### TASK DIRECTIONS:
Go through the material and pull out every line with the string "구매대행" in it.

Raw records

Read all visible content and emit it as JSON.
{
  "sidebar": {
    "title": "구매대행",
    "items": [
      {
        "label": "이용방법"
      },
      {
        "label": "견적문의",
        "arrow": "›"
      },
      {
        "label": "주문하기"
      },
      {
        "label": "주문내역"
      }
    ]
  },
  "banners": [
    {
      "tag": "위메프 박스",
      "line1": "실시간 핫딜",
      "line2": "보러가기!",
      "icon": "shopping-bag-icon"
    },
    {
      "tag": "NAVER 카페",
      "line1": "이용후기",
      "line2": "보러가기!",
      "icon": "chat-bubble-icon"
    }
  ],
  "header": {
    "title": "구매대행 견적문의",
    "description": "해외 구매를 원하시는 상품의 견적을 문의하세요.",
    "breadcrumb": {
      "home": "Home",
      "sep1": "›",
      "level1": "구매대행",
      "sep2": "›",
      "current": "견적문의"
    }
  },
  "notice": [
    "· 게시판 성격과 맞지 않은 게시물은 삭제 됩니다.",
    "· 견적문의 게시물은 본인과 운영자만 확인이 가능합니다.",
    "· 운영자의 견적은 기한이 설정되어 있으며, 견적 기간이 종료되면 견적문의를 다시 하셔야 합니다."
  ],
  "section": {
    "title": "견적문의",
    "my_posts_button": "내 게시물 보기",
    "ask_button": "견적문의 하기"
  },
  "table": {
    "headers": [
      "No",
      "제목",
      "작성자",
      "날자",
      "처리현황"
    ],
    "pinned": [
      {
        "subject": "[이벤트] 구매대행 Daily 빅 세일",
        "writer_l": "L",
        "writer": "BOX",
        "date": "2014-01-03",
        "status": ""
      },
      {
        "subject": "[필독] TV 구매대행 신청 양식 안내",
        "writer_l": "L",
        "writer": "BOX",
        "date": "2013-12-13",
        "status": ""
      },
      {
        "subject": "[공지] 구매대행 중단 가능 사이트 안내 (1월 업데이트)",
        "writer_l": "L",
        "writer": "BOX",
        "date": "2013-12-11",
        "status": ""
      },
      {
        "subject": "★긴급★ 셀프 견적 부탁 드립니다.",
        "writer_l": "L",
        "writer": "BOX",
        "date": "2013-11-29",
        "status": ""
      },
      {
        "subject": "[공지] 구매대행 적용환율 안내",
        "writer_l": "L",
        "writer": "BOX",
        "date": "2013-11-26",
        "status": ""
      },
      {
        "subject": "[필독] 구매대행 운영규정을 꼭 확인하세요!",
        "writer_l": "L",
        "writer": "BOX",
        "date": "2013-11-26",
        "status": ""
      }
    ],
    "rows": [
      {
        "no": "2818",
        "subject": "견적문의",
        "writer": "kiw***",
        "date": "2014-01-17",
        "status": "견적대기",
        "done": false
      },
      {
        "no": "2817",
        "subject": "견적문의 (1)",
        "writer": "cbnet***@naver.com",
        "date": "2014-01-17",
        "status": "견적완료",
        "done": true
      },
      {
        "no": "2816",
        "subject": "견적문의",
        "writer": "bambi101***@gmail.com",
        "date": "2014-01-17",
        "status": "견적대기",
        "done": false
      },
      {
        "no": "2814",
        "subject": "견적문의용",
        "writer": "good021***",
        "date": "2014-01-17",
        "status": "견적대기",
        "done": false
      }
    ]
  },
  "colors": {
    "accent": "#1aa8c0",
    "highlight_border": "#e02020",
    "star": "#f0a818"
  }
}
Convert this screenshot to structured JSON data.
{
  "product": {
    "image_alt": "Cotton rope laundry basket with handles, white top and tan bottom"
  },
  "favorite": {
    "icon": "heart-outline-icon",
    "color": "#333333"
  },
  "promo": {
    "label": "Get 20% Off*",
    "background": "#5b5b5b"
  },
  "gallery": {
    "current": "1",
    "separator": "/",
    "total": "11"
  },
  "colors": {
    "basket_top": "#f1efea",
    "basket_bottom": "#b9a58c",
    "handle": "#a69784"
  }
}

### FINAL ANSWER:
    "title": "구매대행",
    "title": "구매대행 견적문의",
      "level1": "구매대행",
        "subject": "[이벤트] 구매대행 Daily 빅 세일",
        "subject": "[필독] TV 구매대행 신청 양식 안내",
        "subject": "[공지] 구매대행 중단 가능 사이트 안내 (1월 업데이트)",
        "subject": "[공지] 구매대행 적용환율 안내",
        "subject": "[필독] 구매대행 운영규정을 꼭 확인하세요!",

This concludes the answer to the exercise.